- [Problem to solve] Repeat the entries that follow verbatim, without any of their pictures.

#### Extracted data

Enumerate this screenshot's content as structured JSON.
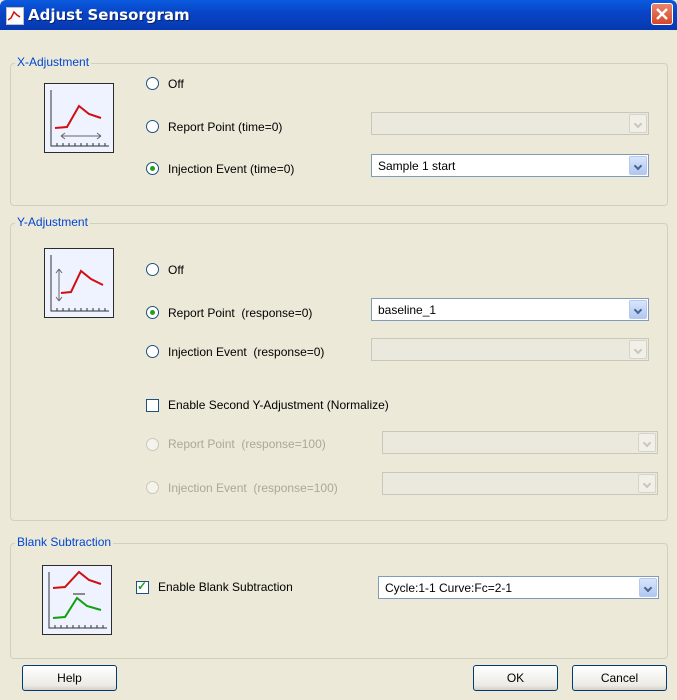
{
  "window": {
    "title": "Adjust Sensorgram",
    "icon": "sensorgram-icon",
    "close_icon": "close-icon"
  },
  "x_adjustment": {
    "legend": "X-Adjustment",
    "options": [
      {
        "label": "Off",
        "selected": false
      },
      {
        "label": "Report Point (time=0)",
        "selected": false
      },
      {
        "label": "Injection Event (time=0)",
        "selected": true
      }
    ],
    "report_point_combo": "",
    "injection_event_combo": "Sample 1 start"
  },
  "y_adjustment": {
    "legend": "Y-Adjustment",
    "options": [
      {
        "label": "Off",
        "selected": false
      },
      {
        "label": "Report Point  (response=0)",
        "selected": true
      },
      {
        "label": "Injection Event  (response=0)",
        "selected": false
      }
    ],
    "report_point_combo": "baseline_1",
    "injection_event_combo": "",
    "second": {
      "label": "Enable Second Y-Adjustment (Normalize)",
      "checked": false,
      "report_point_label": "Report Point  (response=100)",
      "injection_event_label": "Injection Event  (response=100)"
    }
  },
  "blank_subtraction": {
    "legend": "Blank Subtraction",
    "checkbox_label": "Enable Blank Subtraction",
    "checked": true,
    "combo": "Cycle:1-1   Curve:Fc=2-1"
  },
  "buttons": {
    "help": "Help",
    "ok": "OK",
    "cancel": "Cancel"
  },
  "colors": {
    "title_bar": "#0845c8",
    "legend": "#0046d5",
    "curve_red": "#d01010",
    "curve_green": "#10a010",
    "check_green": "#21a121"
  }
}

########

- [Solution]
Enumerate this screenshot's content as structured JSON.
{
  "window": {
    "title": "Adjust Sensorgram",
    "icon": "sensorgram-icon",
    "close_icon": "close-icon"
  },
  "x_adjustment": {
    "legend": "X-Adjustment",
    "options": [
      {
        "label": "Off",
        "selected": false
      },
      {
        "label": "Report Point (time=0)",
        "selected": false
      },
      {
        "label": "Injection Event (time=0)",
        "selected": true
      }
    ],
    "report_point_combo": "",
    "injection_event_combo": "Sample 1 start"
  },
  "y_adjustment": {
    "legend": "Y-Adjustment",
    "options": [
      {
        "label": "Off",
        "selected": false
      },
      {
        "label": "Report Point  (response=0)",
        "selected": true
      },
      {
        "label": "Injection Event  (response=0)",
        "selected": false
      }
    ],
    "report_point_combo": "baseline_1",
    "injection_event_combo": "",
    "second": {
      "label": "Enable Second Y-Adjustment (Normalize)",
      "checked": false,
      "report_point_label": "Report Point  (response=100)",
      "injection_event_label": "Injection Event  (response=100)"
    }
  },
  "blank_subtraction": {
    "legend": "Blank Subtraction",
    "checkbox_label": "Enable Blank Subtraction",
    "checked": true,
    "combo": "Cycle:1-1   Curve:Fc=2-1"
  },
  "buttons": {
    "help": "Help",
    "ok": "OK",
    "cancel": "Cancel"
  },
  "colors": {
    "title_bar": "#0845c8",
    "legend": "#0046d5",
    "curve_red": "#d01010",
    "curve_green": "#10a010",
    "check_green": "#21a121"
  }
}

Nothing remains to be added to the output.